Across the entries below, count the lines in which the word "Korxonaning" occurs. Reply with the count alone.

(Stored records)
+---+
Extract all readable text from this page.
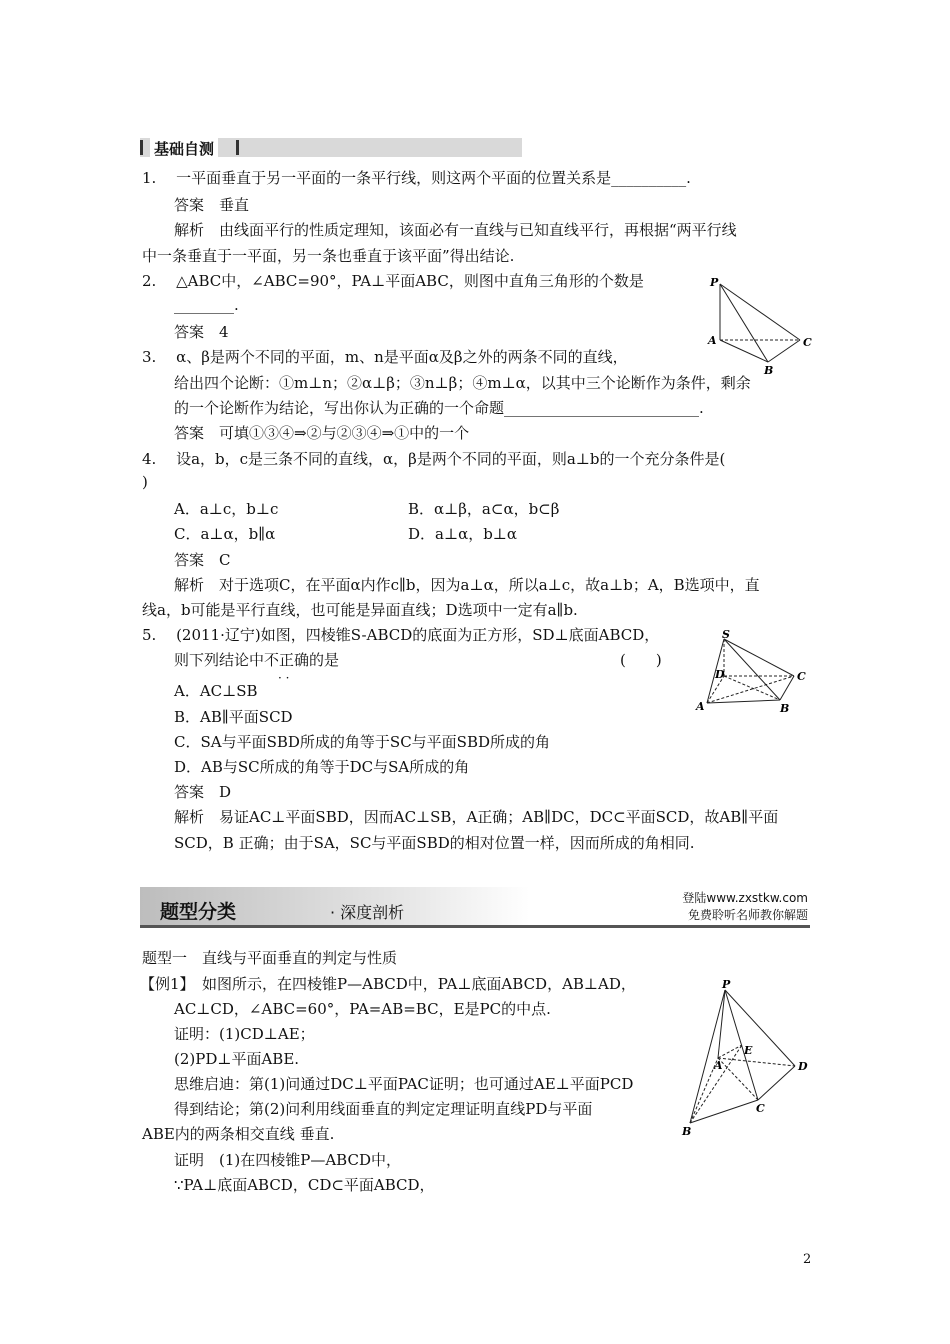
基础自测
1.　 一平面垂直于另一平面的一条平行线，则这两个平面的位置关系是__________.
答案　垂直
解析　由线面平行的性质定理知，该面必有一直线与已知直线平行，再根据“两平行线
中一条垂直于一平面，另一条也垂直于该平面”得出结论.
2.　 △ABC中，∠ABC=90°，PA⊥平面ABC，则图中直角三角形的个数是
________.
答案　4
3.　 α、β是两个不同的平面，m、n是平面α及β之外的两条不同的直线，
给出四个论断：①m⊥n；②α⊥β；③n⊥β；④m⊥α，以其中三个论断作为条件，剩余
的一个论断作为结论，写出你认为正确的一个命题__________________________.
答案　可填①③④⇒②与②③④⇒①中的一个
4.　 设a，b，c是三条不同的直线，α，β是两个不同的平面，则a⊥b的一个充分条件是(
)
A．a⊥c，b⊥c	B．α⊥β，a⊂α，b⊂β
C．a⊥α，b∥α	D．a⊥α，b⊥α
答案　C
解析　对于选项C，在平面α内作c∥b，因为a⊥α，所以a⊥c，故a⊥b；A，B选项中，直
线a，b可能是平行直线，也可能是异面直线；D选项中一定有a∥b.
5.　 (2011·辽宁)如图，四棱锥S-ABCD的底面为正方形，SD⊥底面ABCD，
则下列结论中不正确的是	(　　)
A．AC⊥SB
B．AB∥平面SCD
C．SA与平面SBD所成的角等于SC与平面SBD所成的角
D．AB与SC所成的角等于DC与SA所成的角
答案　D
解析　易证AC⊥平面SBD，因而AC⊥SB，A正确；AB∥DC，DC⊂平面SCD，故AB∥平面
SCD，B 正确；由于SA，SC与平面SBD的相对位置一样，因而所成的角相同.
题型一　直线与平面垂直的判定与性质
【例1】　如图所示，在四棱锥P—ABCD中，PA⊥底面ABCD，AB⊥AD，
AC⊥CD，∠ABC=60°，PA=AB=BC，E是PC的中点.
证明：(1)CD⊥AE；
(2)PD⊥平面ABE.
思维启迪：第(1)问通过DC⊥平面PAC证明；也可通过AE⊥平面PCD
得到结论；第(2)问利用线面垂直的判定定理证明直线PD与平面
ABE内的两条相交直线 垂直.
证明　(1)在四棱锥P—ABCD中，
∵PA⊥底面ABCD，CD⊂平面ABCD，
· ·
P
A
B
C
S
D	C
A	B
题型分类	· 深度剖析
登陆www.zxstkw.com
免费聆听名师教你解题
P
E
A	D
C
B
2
+---+
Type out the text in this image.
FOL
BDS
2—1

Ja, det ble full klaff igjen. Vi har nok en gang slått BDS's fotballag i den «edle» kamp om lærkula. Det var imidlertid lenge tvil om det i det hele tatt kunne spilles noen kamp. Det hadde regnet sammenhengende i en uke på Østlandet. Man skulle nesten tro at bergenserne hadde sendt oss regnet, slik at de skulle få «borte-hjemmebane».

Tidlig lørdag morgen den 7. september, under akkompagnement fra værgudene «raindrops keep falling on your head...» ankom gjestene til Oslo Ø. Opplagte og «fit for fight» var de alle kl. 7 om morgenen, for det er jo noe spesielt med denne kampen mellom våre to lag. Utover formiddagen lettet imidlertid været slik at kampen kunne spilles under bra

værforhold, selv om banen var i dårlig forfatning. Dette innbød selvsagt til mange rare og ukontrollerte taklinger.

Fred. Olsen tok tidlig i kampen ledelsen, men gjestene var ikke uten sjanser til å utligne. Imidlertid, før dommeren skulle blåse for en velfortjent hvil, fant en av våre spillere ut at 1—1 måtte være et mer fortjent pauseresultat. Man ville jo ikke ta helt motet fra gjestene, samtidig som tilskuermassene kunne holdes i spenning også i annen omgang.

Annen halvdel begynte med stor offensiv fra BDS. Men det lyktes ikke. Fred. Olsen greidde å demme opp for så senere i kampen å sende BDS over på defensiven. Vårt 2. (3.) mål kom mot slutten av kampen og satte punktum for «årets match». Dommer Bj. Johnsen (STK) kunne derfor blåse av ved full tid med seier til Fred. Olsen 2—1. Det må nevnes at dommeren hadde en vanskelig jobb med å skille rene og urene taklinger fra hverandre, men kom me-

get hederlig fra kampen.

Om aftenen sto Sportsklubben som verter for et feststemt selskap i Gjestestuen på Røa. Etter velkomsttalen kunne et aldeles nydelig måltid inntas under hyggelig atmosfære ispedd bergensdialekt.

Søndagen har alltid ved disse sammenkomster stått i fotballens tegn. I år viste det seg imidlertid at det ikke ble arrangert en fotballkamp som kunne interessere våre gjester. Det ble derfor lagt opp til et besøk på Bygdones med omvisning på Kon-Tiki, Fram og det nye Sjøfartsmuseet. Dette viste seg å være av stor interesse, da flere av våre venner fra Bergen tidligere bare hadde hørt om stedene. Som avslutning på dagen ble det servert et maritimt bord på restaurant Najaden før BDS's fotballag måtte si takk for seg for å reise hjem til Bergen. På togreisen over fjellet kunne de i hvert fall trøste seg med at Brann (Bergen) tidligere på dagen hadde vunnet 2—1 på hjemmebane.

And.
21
+---+
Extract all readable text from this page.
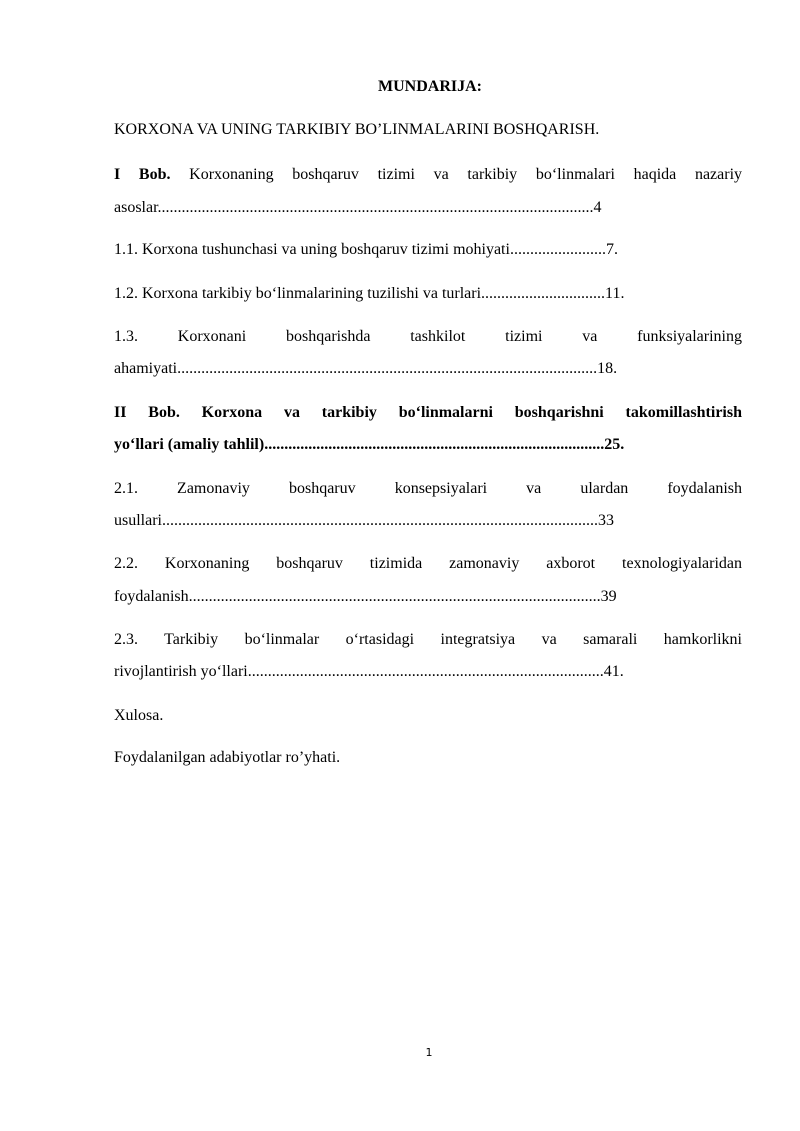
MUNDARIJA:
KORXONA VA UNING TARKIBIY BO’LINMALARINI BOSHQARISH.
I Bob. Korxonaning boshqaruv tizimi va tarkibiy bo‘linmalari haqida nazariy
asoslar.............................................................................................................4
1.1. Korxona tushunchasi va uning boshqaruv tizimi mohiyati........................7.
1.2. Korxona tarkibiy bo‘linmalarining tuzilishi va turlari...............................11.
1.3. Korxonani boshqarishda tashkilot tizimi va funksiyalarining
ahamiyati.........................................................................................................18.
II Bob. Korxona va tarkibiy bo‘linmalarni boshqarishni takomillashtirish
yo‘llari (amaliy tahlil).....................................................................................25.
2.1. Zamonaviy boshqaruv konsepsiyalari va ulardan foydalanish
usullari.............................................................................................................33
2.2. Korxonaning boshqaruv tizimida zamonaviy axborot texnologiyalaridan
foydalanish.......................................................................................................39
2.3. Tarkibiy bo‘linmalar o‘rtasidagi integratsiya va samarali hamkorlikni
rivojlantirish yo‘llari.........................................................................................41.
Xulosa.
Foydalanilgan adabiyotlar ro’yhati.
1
+---+
*TASK RESPONSE*: 2